## Aim of the task
Can you write out all of the material below, word for word?

════════════════

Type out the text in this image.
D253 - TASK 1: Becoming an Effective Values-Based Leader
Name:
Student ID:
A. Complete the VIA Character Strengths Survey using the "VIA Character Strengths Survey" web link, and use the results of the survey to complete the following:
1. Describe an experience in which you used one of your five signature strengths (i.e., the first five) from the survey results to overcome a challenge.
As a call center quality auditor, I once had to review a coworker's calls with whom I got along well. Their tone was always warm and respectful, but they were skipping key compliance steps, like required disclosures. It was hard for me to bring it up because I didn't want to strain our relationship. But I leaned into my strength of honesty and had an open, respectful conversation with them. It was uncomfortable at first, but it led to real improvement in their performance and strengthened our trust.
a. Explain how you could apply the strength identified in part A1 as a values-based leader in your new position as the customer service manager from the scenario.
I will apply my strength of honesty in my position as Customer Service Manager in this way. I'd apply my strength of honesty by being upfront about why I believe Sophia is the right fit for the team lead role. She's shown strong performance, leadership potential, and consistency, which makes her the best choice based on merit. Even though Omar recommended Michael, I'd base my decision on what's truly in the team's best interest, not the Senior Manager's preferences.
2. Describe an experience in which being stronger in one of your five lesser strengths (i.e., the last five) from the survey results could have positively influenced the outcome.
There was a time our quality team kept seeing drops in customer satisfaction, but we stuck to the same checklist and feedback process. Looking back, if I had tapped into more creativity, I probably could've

════════════════

## Exercise output
Type out the text in this image.
D253 - TASK 1: Becoming an Effective Values-Based Leader
Name:
Student ID:
A. Complete the VIA Character Strengths Survey using the "VIA Character Strengths Survey" web link, and use the results of the survey to complete the following:
1. Describe an experience in which you used one of your five signature strengths (i.e., the first five) from the survey results to overcome a challenge.
As a call center quality auditor, I once had to review a coworker's calls with whom I got along well. Their tone was always warm and respectful, but they were skipping key compliance steps, like required disclosures. It was hard for me to bring it up because I didn't want to strain our relationship. But I leaned into my strength of honesty and had an open, respectful conversation with them. It was uncomfortable at first, but it led to real improvement in their performance and strengthened our trust.
a. Explain how you could apply the strength identified in part A1 as a values-based leader in your new position as the customer service manager from the scenario.
I will apply my strength of honesty in my position as Customer Service Manager in this way. I'd apply my strength of honesty by being upfront about why I believe Sophia is the right fit for the team lead role. She's shown strong performance, leadership potential, and consistency, which makes her the best choice based on merit. Even though Omar recommended Michael, I'd base my decision on what's truly in the team's best interest, not the Senior Manager's preferences.
2. Describe an experience in which being stronger in one of your five lesser strengths (i.e., the last five) from the survey results could have positively influenced the outcome.
There was a time our quality team kept seeing drops in customer satisfaction, but we stuck to the same checklist and feedback process. Looking back, if I had tapped into more creativity, I probably could've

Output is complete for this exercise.